--- START Given entries ---

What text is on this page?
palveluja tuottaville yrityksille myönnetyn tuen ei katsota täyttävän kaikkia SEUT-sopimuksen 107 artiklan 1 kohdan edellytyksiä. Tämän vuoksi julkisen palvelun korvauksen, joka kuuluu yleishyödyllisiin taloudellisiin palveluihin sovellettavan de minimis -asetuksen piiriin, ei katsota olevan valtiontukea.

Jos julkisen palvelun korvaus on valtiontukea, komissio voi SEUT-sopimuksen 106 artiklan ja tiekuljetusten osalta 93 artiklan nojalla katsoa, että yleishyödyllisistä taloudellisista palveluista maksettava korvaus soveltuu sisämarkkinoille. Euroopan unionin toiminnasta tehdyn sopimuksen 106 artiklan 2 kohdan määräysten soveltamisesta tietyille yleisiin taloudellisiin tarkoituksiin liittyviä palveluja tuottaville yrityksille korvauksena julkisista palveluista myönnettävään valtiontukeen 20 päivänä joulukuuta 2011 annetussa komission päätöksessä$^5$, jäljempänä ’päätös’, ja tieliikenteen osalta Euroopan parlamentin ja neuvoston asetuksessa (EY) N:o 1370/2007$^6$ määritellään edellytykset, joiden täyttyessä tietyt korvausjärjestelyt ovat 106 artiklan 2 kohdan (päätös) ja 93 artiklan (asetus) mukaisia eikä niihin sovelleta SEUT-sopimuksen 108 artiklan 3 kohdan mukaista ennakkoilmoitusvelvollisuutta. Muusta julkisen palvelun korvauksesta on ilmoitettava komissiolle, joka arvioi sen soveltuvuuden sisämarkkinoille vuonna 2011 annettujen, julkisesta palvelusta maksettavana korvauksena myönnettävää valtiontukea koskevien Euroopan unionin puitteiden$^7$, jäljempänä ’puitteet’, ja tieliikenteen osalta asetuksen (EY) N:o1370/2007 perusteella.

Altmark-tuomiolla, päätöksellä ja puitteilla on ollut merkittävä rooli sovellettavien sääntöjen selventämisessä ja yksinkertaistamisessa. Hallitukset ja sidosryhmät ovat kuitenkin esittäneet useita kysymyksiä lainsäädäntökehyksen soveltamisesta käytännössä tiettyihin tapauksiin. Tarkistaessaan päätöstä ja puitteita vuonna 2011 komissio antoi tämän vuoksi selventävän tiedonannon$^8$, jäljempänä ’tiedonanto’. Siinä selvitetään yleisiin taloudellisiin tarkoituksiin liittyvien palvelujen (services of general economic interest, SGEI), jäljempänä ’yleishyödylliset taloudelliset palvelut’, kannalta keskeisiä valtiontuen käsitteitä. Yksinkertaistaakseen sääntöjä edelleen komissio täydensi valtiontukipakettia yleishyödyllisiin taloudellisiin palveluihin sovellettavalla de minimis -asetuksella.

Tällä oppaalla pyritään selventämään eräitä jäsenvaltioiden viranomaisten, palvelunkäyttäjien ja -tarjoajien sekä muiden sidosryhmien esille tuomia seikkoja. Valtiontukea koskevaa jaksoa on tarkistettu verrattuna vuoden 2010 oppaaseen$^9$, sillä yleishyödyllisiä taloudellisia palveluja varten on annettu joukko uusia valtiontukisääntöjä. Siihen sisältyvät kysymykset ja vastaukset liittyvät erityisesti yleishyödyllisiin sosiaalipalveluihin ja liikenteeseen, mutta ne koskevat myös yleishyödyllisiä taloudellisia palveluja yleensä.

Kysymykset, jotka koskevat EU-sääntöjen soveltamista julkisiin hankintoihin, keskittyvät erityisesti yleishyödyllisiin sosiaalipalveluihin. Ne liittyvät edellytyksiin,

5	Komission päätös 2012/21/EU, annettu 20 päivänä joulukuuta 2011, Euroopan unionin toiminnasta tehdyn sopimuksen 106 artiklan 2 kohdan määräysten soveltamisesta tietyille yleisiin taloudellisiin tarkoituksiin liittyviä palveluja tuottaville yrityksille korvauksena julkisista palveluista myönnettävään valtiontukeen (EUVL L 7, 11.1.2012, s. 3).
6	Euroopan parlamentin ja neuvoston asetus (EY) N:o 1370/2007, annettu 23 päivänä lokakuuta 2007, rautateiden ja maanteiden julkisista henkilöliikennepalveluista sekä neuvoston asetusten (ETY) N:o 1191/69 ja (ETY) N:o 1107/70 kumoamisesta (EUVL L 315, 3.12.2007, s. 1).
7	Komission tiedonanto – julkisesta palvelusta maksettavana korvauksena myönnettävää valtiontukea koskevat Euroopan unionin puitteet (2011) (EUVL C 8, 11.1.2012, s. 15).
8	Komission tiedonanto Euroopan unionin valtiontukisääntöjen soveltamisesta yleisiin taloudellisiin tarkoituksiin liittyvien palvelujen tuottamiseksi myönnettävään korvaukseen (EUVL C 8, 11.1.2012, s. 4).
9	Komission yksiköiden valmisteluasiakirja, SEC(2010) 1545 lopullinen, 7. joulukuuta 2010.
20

--- END Given entries ---
--- START Given entries ---

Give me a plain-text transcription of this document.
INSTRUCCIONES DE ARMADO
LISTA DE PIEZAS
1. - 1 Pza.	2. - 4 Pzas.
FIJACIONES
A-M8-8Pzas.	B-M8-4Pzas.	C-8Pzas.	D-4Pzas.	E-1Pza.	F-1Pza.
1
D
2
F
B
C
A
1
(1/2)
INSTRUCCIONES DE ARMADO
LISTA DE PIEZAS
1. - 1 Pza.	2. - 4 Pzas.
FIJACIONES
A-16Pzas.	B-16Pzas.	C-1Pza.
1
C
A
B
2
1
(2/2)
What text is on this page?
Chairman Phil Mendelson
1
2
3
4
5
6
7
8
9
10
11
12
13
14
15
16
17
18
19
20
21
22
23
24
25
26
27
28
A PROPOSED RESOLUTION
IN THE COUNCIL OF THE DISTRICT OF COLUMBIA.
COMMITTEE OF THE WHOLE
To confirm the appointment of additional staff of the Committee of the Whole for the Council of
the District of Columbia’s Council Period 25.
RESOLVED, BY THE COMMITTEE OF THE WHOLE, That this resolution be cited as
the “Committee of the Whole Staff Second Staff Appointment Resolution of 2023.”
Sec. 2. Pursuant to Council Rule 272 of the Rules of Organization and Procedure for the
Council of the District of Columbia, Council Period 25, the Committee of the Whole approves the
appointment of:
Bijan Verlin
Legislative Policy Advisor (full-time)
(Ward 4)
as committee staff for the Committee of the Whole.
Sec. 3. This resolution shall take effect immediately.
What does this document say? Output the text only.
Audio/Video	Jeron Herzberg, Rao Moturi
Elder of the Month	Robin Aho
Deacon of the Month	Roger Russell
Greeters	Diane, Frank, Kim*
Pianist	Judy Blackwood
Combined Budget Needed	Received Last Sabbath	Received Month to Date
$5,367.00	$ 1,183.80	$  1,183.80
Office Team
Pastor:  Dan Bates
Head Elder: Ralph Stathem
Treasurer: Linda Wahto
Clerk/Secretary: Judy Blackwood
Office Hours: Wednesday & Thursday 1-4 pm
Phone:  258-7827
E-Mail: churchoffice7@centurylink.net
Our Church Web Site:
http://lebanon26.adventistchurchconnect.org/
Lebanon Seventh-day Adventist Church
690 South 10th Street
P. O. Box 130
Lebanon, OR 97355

--- END Given entries ---

→ **Given problem**: Search the data for "document". Copy every line that has it.

→ **Response for this exercise**:
Give me a plain-text transcription of this document.
What does this document say? Output the text only.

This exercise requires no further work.